(OBJECTIVE) Repeat the material verbatim. Images are excluded from the copy.

(DATA LINES)
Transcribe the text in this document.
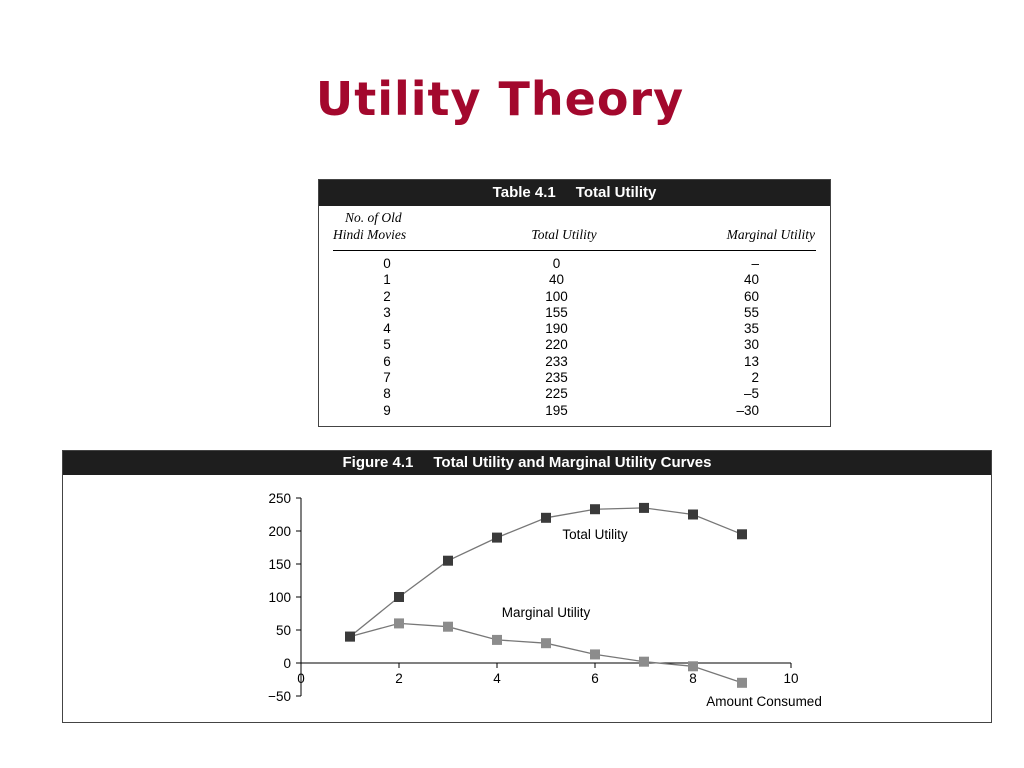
Utility Theory
Table 4.1 Total Utility
No. of Old
Hindi Movies	Total Utility	Marginal Utility
0	0	–
1	40	40
2	100	60
3	155	55
4	190	35
5	220	30
6	233	13
7	235	2
8	225	–5
9	195	–30
Figure 4.1 Total Utility and Marginal Utility Curves
250
200
150
100
50
0
−50
0	2	4	6	8	10
Amount Consumed
Marginal Utility
Total Utility
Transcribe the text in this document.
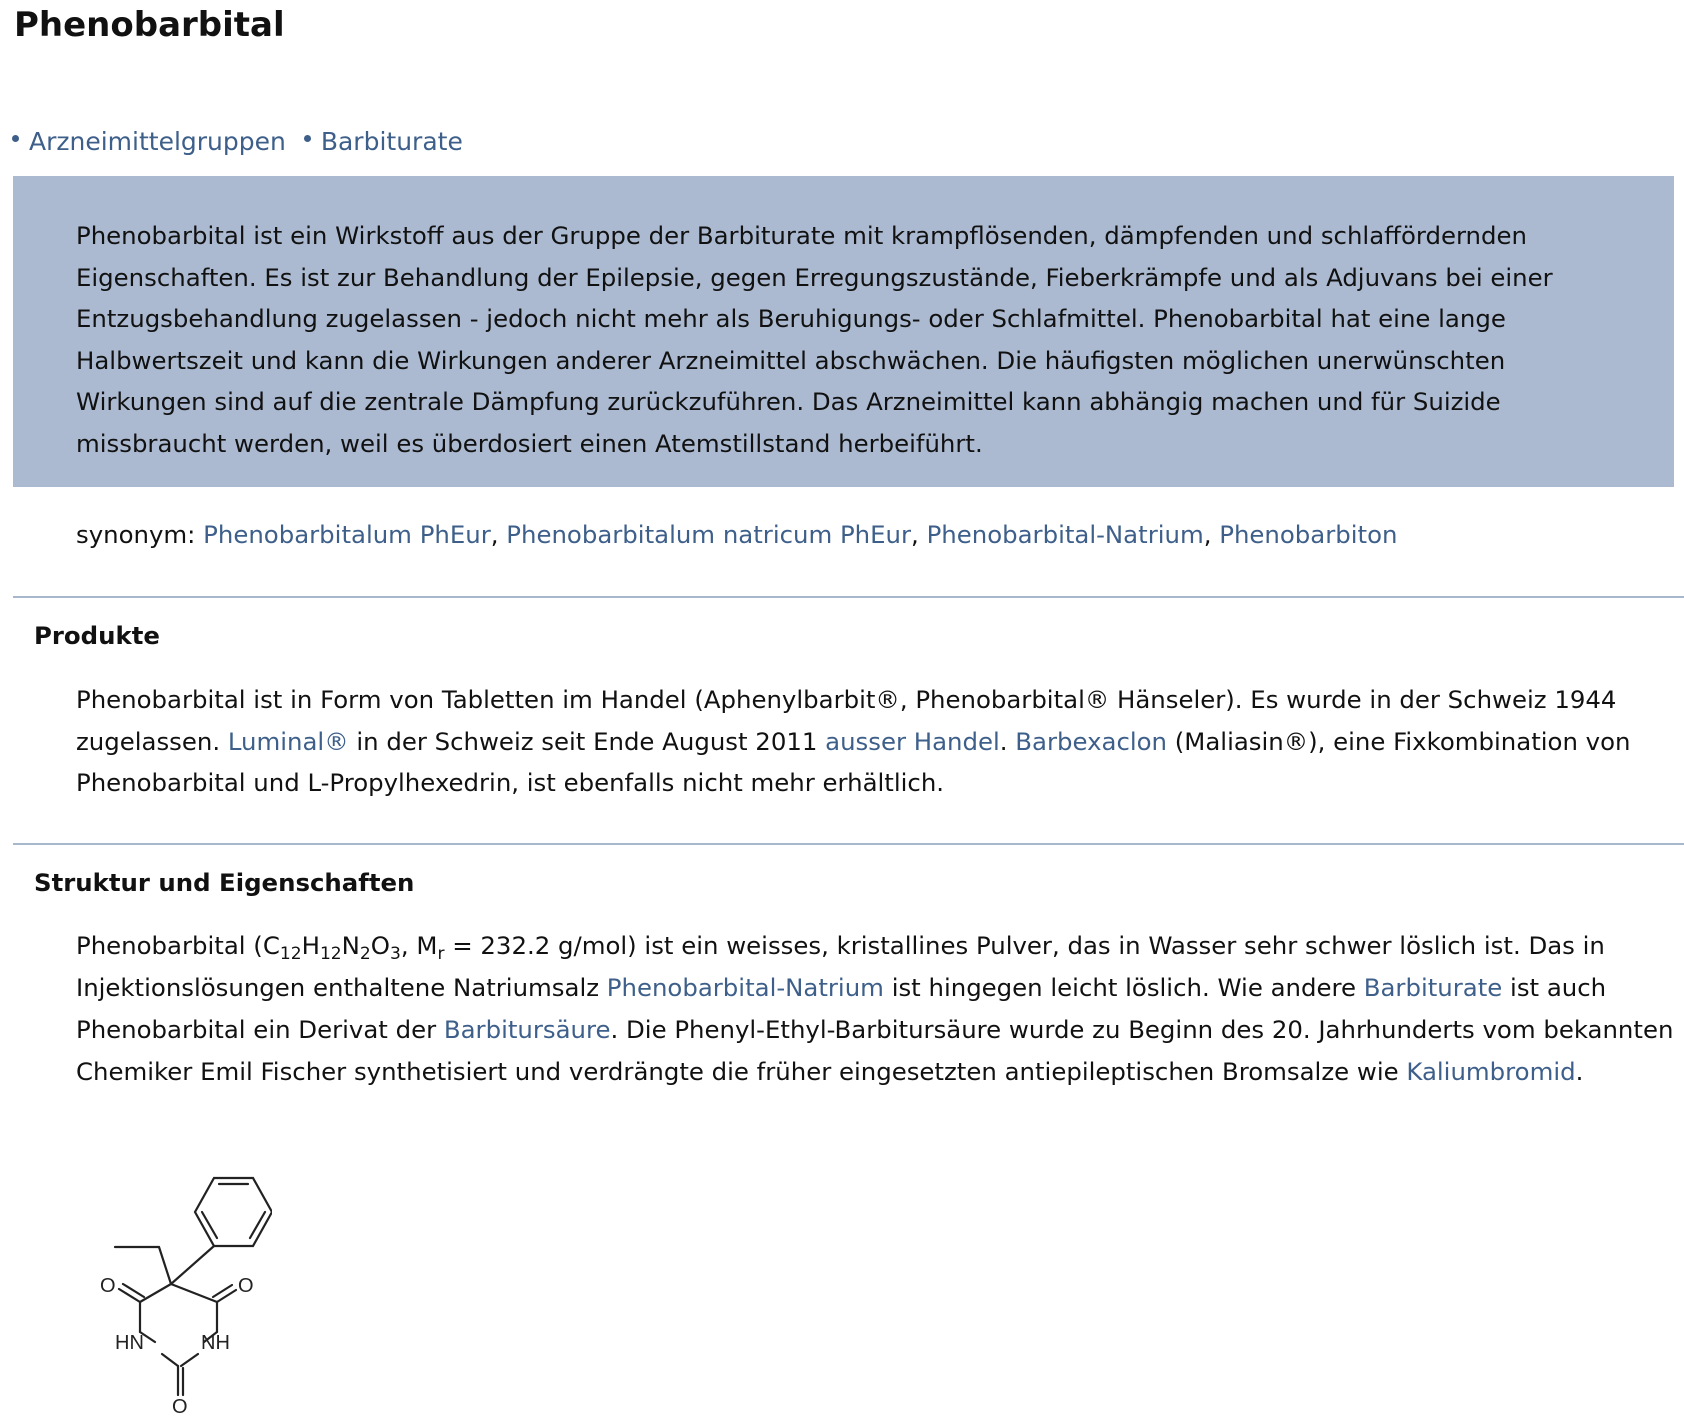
Phenobarbital
Arzneimittelgruppen
Barbiturate
Phenobarbital ist ein Wirkstoff aus der Gruppe der Barbiturate mit krampflösenden, dämpfenden und schlaffördernden Eigenschaften. Es ist zur Behandlung der Epilepsie, gegen Erregungszustände, Fieberkrämpfe und als Adjuvans bei einer Entzugsbehandlung zugelassen - jedoch nicht mehr als Beruhigungs- oder Schlafmittel. Phenobarbital hat eine lange Halbwertszeit und kann die Wirkungen anderer Arzneimittel abschwächen. Die häufigsten möglichen unerwünschten Wirkungen sind auf die zentrale Dämpfung zurückzuführen. Das Arzneimittel kann abhängig machen und für Suizide missbraucht werden, weil es überdosiert einen Atemstillstand herbeiführt.
synonym: Phenobarbitalum PhEur, Phenobarbitalum natricum PhEur, Phenobarbital-Natrium, Phenobarbiton
Produkte
Phenobarbital ist in Form von Tabletten im Handel (Aphenylbarbit®, Phenobarbital® Hänseler). Es wurde in der Schweiz 1944 zugelassen. Luminal® in der Schweiz seit Ende August 2011 ausser Handel. Barbexaclon (Maliasin®), eine Fixkombination von Phenobarbital und L-Propylhexedrin, ist ebenfalls nicht mehr erhältlich.
Struktur und Eigenschaften
Phenobarbital ($C_{12}H_{12}N_2O_3$, $M_r = 232.2$ g/mol) ist ein weisses, kristallines Pulver, das in Wasser sehr schwer löslich ist. Das in Injektionslösungen enthaltene Natriumsalz Phenobarbital-Natrium ist hingegen leicht löslich. Wie andere Barbiturate ist auch Phenobarbital ein Derivat der Barbitursäure. Die Phenyl-Ethyl-Barbitursäure wurde zu Beginn des 20. Jahrhunderts vom bekannten Chemiker Emil Fischer synthetisiert und verdrängte die früher eingesetzten antiepileptischen Bromsalze wie Kaliumbromid.
O	O
HN	NH
O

(COMPLETED EXERCISE)
Transcribe the text in this document.
Utility Theory
Table 4.1 Total Utility
No. of Old
Hindi Movies	Total Utility	Marginal Utility
0	0	–
1	40	40
2	100	60
3	155	55
4	190	35
5	220	30
6	233	13
7	235	2
8	225	–5
9	195	–30
Figure 4.1 Total Utility and Marginal Utility Curves
250
200
150
100
50
0
−50
0	2	4	6	8	10
Amount Consumed
Marginal Utility
Total Utility
Transcribe the text in this document.
Phenobarbital
Arzneimittelgruppen
Barbiturate
Phenobarbital ist ein Wirkstoff aus der Gruppe der Barbiturate mit krampflösenden, dämpfenden und schlaffördernden Eigenschaften. Es ist zur Behandlung der Epilepsie, gegen Erregungszustände, Fieberkrämpfe und als Adjuvans bei einer Entzugsbehandlung zugelassen - jedoch nicht mehr als Beruhigungs- oder Schlafmittel. Phenobarbital hat eine lange Halbwertszeit und kann die Wirkungen anderer Arzneimittel abschwächen. Die häufigsten möglichen unerwünschten Wirkungen sind auf die zentrale Dämpfung zurückzuführen. Das Arzneimittel kann abhängig machen und für Suizide missbraucht werden, weil es überdosiert einen Atemstillstand herbeiführt.
synonym: Phenobarbitalum PhEur, Phenobarbitalum natricum PhEur, Phenobarbital-Natrium, Phenobarbiton
Produkte
Phenobarbital ist in Form von Tabletten im Handel (Aphenylbarbit®, Phenobarbital® Hänseler). Es wurde in der Schweiz 1944 zugelassen. Luminal® in der Schweiz seit Ende August 2011 ausser Handel. Barbexaclon (Maliasin®), eine Fixkombination von Phenobarbital und L-Propylhexedrin, ist ebenfalls nicht mehr erhältlich.
Struktur und Eigenschaften
Phenobarbital ($C_{12}H_{12}N_2O_3$, $M_r = 232.2$ g/mol) ist ein weisses, kristallines Pulver, das in Wasser sehr schwer löslich ist. Das in Injektionslösungen enthaltene Natriumsalz Phenobarbital-Natrium ist hingegen leicht löslich. Wie andere Barbiturate ist auch Phenobarbital ein Derivat der Barbitursäure. Die Phenyl-Ethyl-Barbitursäure wurde zu Beginn des 20. Jahrhunderts vom bekannten Chemiker Emil Fischer synthetisiert und verdrängte die früher eingesetzten antiepileptischen Bromsalze wie Kaliumbromid.
O	O
HN	NH
O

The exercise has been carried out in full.